▶ Task
All the records that follow need to be reproduced exactly. Omit the images.

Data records
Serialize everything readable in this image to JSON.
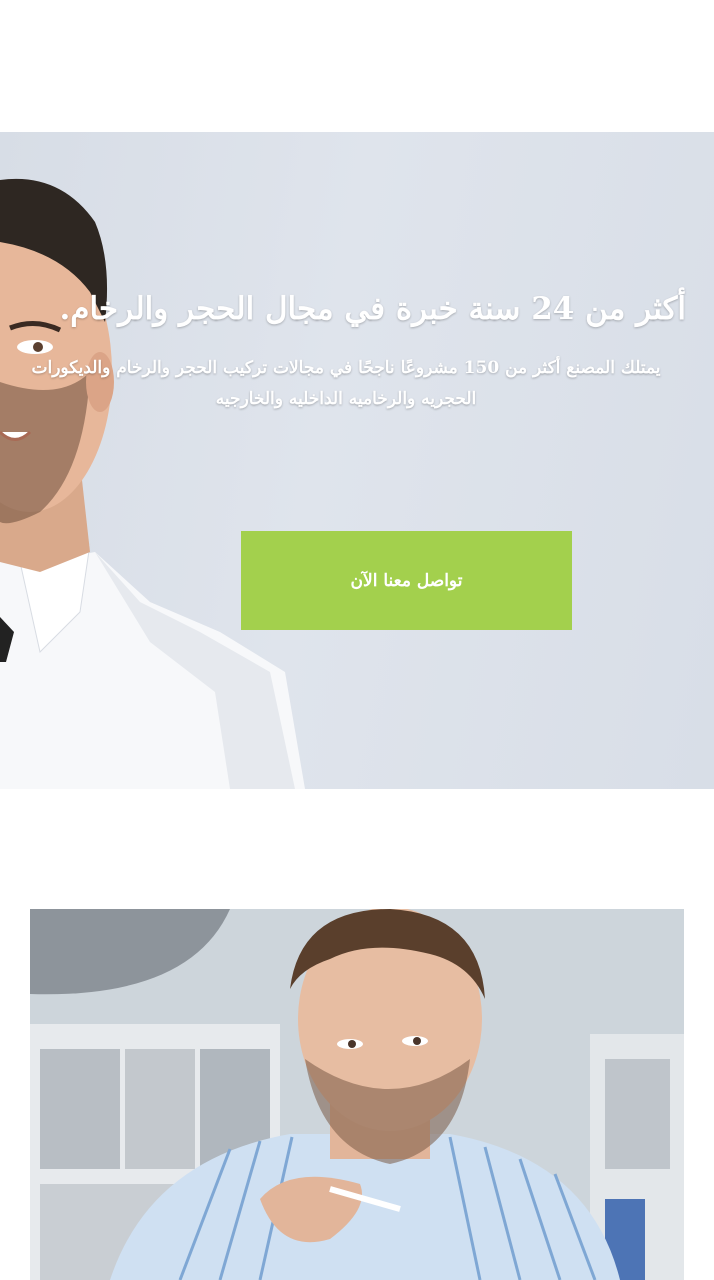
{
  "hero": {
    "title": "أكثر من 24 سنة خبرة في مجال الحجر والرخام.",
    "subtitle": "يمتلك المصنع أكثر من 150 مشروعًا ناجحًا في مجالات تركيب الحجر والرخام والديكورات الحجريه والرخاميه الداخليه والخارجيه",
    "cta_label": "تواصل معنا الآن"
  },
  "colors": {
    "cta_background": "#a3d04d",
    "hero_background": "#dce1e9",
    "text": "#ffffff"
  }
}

▶ Complete response
Serialize everything readable in this image to JSON.
{
  "hero": {
    "title": "أكثر من 24 سنة خبرة في مجال الحجر والرخام.",
    "subtitle": "يمتلك المصنع أكثر من 150 مشروعًا ناجحًا في مجالات تركيب الحجر والرخام والديكورات الحجريه والرخاميه الداخليه والخارجيه",
    "cta_label": "تواصل معنا الآن"
  },
  "colors": {
    "cta_background": "#a3d04d",
    "hero_background": "#dce1e9",
    "text": "#ffffff"
  }
}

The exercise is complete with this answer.